# PROVIDED DATA
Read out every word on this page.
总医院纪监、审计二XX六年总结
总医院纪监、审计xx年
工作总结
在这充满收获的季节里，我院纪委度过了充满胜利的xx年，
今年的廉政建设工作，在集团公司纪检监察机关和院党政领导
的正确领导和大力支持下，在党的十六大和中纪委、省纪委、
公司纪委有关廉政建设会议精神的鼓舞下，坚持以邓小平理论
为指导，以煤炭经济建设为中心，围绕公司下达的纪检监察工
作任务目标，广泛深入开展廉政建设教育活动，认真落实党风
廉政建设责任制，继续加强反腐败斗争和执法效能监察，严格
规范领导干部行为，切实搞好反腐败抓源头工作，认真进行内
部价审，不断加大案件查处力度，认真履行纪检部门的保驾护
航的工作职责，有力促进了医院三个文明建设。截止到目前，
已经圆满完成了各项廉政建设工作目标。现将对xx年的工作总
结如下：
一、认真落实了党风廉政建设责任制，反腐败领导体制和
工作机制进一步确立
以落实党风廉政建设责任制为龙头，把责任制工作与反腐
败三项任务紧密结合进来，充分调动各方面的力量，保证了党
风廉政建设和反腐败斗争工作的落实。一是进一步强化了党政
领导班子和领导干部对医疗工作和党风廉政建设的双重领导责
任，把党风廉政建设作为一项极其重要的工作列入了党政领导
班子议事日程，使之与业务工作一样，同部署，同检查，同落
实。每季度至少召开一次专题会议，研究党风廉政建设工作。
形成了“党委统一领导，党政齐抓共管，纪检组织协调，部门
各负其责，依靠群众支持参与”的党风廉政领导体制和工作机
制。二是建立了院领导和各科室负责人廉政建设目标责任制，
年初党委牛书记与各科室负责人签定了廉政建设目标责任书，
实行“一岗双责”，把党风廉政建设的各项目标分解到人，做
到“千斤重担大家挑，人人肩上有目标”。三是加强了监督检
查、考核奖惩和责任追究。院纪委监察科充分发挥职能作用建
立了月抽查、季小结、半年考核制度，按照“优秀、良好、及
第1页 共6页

# AIM
Return the whole listing exactly, with every line included.

# SOLUTION BELOW
Read out every word on this page.
总医院纪监、审计二XX六年总结
总医院纪监、审计xx年
工作总结
在这充满收获的季节里，我院纪委度过了充满胜利的xx年，
今年的廉政建设工作，在集团公司纪检监察机关和院党政领导
的正确领导和大力支持下，在党的十六大和中纪委、省纪委、
公司纪委有关廉政建设会议精神的鼓舞下，坚持以邓小平理论
为指导，以煤炭经济建设为中心，围绕公司下达的纪检监察工
作任务目标，广泛深入开展廉政建设教育活动，认真落实党风
廉政建设责任制，继续加强反腐败斗争和执法效能监察，严格
规范领导干部行为，切实搞好反腐败抓源头工作，认真进行内
部价审，不断加大案件查处力度，认真履行纪检部门的保驾护
航的工作职责，有力促进了医院三个文明建设。截止到目前，
已经圆满完成了各项廉政建设工作目标。现将对xx年的工作总
结如下：
一、认真落实了党风廉政建设责任制，反腐败领导体制和
工作机制进一步确立
以落实党风廉政建设责任制为龙头，把责任制工作与反腐
败三项任务紧密结合进来，充分调动各方面的力量，保证了党
风廉政建设和反腐败斗争工作的落实。一是进一步强化了党政
领导班子和领导干部对医疗工作和党风廉政建设的双重领导责
任，把党风廉政建设作为一项极其重要的工作列入了党政领导
班子议事日程，使之与业务工作一样，同部署，同检查，同落
实。每季度至少召开一次专题会议，研究党风廉政建设工作。
形成了“党委统一领导，党政齐抓共管，纪检组织协调，部门
各负其责，依靠群众支持参与”的党风廉政领导体制和工作机
制。二是建立了院领导和各科室负责人廉政建设目标责任制，
年初党委牛书记与各科室负责人签定了廉政建设目标责任书，
实行“一岗双责”，把党风廉政建设的各项目标分解到人，做
到“千斤重担大家挑，人人肩上有目标”。三是加强了监督检
查、考核奖惩和责任追究。院纪委监察科充分发挥职能作用建
立了月抽查、季小结、半年考核制度，按照“优秀、良好、及
第1页 共6页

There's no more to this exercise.